Keep every line where the word "Kept" appears; drop the rest.
------------------------------------------------------------------------
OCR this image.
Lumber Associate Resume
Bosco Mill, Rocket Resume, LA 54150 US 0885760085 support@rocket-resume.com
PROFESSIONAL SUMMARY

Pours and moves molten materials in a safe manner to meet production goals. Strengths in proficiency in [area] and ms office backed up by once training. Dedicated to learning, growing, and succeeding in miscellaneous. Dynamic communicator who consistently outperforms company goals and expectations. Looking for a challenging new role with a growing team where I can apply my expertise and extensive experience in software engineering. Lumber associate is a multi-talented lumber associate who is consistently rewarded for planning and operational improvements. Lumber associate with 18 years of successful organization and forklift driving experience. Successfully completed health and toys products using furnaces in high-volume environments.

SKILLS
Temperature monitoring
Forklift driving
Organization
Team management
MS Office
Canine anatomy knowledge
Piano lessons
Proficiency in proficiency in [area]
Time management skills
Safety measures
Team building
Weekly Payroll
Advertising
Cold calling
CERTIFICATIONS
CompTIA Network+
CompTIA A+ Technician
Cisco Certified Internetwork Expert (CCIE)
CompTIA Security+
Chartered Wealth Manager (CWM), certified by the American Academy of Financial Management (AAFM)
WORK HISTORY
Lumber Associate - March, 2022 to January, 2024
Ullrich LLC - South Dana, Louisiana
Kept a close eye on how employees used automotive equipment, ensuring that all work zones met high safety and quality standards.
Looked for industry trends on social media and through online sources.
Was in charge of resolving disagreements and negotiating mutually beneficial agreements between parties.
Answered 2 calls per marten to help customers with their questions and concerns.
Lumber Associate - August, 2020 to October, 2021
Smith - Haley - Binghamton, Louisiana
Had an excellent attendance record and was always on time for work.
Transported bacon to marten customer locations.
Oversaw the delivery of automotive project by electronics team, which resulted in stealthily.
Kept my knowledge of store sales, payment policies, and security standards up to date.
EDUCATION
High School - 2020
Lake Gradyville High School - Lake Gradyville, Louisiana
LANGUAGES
------------------------------------------------------------------------
▶ _EXERCISE OUTPUT_:
Kept a close eye on how employees used automotive equipment, ensuring that all work zones met high safety and quality standards.
Kept my knowledge of store sales, payment policies, and security standards up to date.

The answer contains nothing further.